- [Excerpted text]

((

The Company and the Executive shall take all steps necessary (including with regard to any
post-termination services by Executive) to ensure that any termination of employment described in
this Section 6.3 constitutes a “separation from service” within the meaning of Section 409A of the
Internal Revenue Code of 1986, as amended (the “Code”), and notwithstanding anything contained
herein to the contrary, the date of such separation from service shall be the date of termination
of employment under this Agreement.
6.4 Effect of Termination. Notwithstanding any termination of this Agreement,
Executive, in consideration of his employment thereunder to the date of such termination shall
remain bound by the provisions of this Agreement which specifically relate to periods, activities
or obligations upon or subsequent to the termination of Executive’s employment.
6.5 Surrender of Records and Property. Upon termination of his employment with the
Company, Executive shall deliver promptly to the Company all records, manuals, books, blank forms,
documents, letters, memoranda, notes, notebooks, reports, data, tables, calculations or copies
thereof, computers, cellular phones or any other equipment which are the property of the Company or
which relate in any way to the business products, practices or techniques of the Company, and all
other property, trade secrets and confidential information of the Company, including, but not
limited to, all documents which in whole or in part contain any trade secrets, proprietary or
Confidential Information of the Company, which in any of the cases are in his possession or under
his control.
6.6 No Additional Pay/Benefits. Except as specifically set forth above, no
post-termination payments or benefits will be provided to Executive following the termination of
Executive’s employment, including any incentive pay or other bonus, during which the severance pay
is paid, unless otherwise provided under law or agreed to by the parties in writing and such
agreement is not contrary to or otherwise prohibited by a plan document.

))

Continue the employment agreement text past its final sentence, beginning with the section that comes after 6.6. None of the material after the agreement text is needed.

- [Extracted records]
((

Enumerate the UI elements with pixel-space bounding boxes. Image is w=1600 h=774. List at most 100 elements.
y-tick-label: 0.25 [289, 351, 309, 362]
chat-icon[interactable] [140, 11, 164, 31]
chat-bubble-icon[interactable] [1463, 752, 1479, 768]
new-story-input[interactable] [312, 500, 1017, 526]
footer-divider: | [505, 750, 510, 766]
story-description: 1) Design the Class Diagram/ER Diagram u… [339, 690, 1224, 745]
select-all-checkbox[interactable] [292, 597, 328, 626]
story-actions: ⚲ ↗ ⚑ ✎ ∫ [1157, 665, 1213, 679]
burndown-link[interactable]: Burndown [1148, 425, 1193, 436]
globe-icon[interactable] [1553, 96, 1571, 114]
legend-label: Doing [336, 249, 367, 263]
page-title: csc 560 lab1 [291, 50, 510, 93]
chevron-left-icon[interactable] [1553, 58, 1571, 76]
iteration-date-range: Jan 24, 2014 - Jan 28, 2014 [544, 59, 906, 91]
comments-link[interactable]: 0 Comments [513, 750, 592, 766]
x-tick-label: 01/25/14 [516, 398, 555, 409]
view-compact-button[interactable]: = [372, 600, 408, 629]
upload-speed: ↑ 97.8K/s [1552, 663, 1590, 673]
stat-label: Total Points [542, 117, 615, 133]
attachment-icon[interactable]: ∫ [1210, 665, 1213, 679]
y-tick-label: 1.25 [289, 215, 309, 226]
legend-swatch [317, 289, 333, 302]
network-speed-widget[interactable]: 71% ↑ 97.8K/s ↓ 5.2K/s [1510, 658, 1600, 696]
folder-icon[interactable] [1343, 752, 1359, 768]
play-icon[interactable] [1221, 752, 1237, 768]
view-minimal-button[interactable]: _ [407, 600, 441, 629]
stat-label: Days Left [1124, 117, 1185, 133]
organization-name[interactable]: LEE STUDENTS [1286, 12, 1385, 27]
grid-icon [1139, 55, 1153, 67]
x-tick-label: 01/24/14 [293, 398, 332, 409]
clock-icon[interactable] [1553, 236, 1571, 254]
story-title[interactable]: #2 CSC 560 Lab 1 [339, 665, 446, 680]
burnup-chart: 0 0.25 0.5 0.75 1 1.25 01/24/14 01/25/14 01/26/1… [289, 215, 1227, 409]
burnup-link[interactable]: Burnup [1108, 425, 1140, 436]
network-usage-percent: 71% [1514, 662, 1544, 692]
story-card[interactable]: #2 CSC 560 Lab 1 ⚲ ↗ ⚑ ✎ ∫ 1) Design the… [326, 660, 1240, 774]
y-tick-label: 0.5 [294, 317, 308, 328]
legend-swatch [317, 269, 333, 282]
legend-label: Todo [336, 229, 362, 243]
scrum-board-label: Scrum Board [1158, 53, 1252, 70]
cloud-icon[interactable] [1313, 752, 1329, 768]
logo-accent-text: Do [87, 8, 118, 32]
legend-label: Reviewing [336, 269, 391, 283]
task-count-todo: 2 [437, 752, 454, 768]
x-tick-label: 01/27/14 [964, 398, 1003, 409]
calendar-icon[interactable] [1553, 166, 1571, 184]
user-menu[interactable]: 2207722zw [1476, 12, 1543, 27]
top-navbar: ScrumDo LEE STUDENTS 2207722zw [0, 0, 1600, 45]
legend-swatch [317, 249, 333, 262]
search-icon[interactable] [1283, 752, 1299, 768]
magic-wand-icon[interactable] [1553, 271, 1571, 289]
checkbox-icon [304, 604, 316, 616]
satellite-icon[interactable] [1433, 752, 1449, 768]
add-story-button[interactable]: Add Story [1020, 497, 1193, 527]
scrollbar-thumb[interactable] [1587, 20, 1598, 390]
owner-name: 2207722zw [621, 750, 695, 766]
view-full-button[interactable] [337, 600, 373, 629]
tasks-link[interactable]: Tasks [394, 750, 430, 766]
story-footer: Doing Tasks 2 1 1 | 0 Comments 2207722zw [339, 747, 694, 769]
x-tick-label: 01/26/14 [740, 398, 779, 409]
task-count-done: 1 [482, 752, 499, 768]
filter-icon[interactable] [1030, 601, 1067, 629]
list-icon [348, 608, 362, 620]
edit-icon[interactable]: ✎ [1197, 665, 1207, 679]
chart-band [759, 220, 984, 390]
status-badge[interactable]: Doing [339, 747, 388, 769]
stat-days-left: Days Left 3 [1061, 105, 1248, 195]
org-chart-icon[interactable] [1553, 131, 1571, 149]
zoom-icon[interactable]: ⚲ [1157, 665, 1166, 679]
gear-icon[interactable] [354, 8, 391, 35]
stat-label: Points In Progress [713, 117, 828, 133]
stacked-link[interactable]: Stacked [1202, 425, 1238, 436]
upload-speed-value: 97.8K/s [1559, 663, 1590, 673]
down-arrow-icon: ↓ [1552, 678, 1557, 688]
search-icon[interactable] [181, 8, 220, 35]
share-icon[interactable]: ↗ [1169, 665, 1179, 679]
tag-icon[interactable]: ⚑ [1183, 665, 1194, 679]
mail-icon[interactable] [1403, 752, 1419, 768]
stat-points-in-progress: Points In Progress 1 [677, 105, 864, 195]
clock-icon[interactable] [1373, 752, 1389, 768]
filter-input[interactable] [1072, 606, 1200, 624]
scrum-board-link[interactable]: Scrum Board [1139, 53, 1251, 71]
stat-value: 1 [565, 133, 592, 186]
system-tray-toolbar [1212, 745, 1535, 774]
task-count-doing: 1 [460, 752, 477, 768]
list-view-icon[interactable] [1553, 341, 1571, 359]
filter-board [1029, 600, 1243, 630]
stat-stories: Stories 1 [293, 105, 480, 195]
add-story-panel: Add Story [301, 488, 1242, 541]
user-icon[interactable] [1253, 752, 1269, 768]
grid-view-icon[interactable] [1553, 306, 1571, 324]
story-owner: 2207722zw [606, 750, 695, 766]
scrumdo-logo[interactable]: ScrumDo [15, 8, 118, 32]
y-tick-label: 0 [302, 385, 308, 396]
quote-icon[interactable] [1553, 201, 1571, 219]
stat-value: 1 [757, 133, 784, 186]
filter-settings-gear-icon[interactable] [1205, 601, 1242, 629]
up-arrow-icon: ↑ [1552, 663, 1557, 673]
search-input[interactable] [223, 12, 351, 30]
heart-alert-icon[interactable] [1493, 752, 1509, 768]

))

- [Solved problem]
6.7 Board Status. Nothing herein shall be construed as a contractual right of the
Executive to serve as a Chairman or as a member of the Board of Directors.
6.8 Grantor Trust. No later than 5 business days following the earlier of (i) a
“change in control” of the Company (as defined in Treas. Reg. §1.409A-3(i)(5)), (ii) the
termination of Executive by the Company without Cause, (iii) the termination by Executive of his
employment for Good Reason or (iv) December 31, 2011, provided Executive continues to be employed
by the Company through such date, the Company shall establish an irrevocable grantor trust in a
form substantially similar to the form of trust set forth in Rev. Proc. 92-64, as modified by
Notice 2000-56, and deposit the amounts required to be paid Executive under the terms of Section
6.3(b) and Section 6.3(c) in cash with the trustee in trust, which will be the initial principal of
the trust to be held, administered and disposed of by trustee as provided in such trust agreement
and this Agreement.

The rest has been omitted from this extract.